Restate the records in their entirety, word for word.

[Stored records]
---
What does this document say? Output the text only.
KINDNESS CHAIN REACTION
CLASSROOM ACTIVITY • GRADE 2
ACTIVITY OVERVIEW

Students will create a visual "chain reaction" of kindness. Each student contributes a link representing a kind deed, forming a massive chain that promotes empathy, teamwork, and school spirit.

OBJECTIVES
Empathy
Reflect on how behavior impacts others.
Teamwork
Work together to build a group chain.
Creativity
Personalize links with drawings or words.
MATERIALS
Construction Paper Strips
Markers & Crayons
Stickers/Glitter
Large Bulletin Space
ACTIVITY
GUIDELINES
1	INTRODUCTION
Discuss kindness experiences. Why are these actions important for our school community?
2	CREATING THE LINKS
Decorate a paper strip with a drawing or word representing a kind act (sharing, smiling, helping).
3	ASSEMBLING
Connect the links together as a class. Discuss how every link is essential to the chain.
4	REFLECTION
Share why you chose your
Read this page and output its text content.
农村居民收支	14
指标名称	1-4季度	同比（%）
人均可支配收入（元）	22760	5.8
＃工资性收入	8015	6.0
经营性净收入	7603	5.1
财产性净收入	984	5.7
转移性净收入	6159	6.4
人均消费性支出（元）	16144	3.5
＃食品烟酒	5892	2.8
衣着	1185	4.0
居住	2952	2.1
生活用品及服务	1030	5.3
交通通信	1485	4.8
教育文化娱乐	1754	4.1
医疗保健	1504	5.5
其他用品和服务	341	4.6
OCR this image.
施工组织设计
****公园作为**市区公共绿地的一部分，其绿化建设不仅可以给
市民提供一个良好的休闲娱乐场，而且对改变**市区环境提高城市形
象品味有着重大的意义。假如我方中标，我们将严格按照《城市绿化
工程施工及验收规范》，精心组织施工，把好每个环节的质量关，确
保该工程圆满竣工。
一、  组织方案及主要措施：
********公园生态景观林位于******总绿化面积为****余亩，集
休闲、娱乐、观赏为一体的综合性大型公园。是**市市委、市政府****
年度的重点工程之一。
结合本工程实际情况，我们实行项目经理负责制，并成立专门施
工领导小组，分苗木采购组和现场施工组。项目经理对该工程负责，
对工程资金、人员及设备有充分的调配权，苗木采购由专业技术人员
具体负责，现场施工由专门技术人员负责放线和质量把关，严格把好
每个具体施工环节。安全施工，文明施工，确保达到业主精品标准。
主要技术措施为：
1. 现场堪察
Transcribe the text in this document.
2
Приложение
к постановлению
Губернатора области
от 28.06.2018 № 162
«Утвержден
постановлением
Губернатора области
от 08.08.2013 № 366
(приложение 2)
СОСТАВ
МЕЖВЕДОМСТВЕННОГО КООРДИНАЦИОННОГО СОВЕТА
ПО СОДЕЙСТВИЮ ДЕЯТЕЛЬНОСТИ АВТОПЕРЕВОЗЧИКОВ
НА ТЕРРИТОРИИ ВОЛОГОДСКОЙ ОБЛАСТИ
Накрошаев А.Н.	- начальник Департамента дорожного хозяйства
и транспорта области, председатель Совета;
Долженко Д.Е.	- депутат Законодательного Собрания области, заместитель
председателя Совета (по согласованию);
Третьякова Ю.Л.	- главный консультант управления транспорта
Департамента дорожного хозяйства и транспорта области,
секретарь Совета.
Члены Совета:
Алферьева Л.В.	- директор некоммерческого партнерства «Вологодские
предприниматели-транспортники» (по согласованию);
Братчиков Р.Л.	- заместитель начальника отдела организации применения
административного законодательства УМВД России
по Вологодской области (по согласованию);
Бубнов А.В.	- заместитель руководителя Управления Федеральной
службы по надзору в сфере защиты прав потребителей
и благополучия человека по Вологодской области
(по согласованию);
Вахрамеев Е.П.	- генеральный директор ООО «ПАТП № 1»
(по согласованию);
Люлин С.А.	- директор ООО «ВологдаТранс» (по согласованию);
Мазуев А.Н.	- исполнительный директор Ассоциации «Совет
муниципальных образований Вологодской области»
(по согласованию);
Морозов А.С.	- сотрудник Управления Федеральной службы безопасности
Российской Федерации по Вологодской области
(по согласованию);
---
» PROBLEM SOLUTION
What does this document say? Output the text only.
KINDNESS CHAIN REACTION
CLASSROOM ACTIVITY • GRADE 2
ACTIVITY OVERVIEW

Students will create a visual "chain reaction" of kindness. Each student contributes a link representing a kind deed, forming a massive chain that promotes empathy, teamwork, and school spirit.

OBJECTIVES
Empathy
Reflect on how behavior impacts others.
Teamwork
Work together to build a group chain.
Creativity
Personalize links with drawings or words.
MATERIALS
Construction Paper Strips
Markers & Crayons
Stickers/Glitter
Large Bulletin Space
ACTIVITY
GUIDELINES
1	INTRODUCTION
Discuss kindness experiences. Why are these actions important for our school community?
2	CREATING THE LINKS
Decorate a paper strip with a drawing or word representing a kind act (sharing, smiling, helping).
3	ASSEMBLING
Connect the links together as a class. Discuss how every link is essential to the chain.
4	REFLECTION
Share why you chose your
Read this page and output its text content.
农村居民收支	14
指标名称	1-4季度	同比（%）
人均可支配收入（元）	22760	5.8
＃工资性收入	8015	6.0
经营性净收入	7603	5.1
财产性净收入	984	5.7
转移性净收入	6159	6.4
人均消费性支出（元）	16144	3.5
＃食品烟酒	5892	2.8
衣着	1185	4.0
居住	2952	2.1
生活用品及服务	1030	5.3
交通通信	1485	4.8
教育文化娱乐	1754	4.1
医疗保健	1504	5.5
其他用品和服务	341	4.6
OCR this image.
施工组织设计
****公园作为**市区公共绿地的一部分，其绿化建设不仅可以给
市民提供一个良好的休闲娱乐场，而且对改变**市区环境提高城市形
象品味有着重大的意义。假如我方中标，我们将严格按照《城市绿化
工程施工及验收规范》，精心组织施工，把好每个环节的质量关，确
保该工程圆满竣工。
一、  组织方案及主要措施：
********公园生态景观林位于******总绿化面积为****余亩，集
休闲、娱乐、观赏为一体的综合性大型公园。是**市市委、市政府****
年度的重点工程之一。
结合本工程实际情况，我们实行项目经理负责制，并成立专门施
工领导小组，分苗木采购组和现场施工组。项目经理对该工程负责，
对工程资金、人员及设备有充分的调配权，苗木采购由专业技术人员
具体负责，现场施工由专门技术人员负责放线和质量把关，严格把好
每个具体施工环节。安全施工，文明施工，确保达到业主精品标准。
主要技术措施为：
1. 现场堪察
Transcribe the text in this document.
2
Приложение
к постановлению
Губернатора области
от 28.06.2018 № 162
«Утвержден
постановлением
Губернатора области
от 08.08.2013 № 366
(приложение 2)
СОСТАВ
МЕЖВЕДОМСТВЕННОГО КООРДИНАЦИОННОГО СОВЕТА
ПО СОДЕЙСТВИЮ ДЕЯТЕЛЬНОСТИ АВТОПЕРЕВОЗЧИКОВ
НА ТЕРРИТОРИИ ВОЛОГОДСКОЙ ОБЛАСТИ
Накрошаев А.Н.	- начальник Департамента дорожного хозяйства
и транспорта области, председатель Совета;
Долженко Д.Е.	- депутат Законодательного Собрания области, заместитель
председателя Совета (по согласованию);
Третьякова Ю.Л.	- главный консультант управления транспорта
Департамента дорожного хозяйства и транспорта области,
секретарь Совета.
Члены Совета:
Алферьева Л.В.	- директор некоммерческого партнерства «Вологодские
предприниматели-транспортники» (по согласованию);
Братчиков Р.Л.	- заместитель начальника отдела организации применения
административного законодательства УМВД России
по Вологодской области (по согласованию);
Бубнов А.В.	- заместитель руководителя Управления Федеральной
службы по надзору в сфере защиты прав потребителей
и благополучия человека по Вологодской области
(по согласованию);
Вахрамеев Е.П.	- генеральный директор ООО «ПАТП № 1»
(по согласованию);
Люлин С.А.	- директор ООО «ВологдаТранс» (по согласованию);
Мазуев А.Н.	- исполнительный директор Ассоциации «Совет
муниципальных образований Вологодской области»
(по согласованию);
Морозов А.С.	- сотрудник Управления Федеральной службы безопасности
Российской Федерации по Вологодской области
(по согласованию);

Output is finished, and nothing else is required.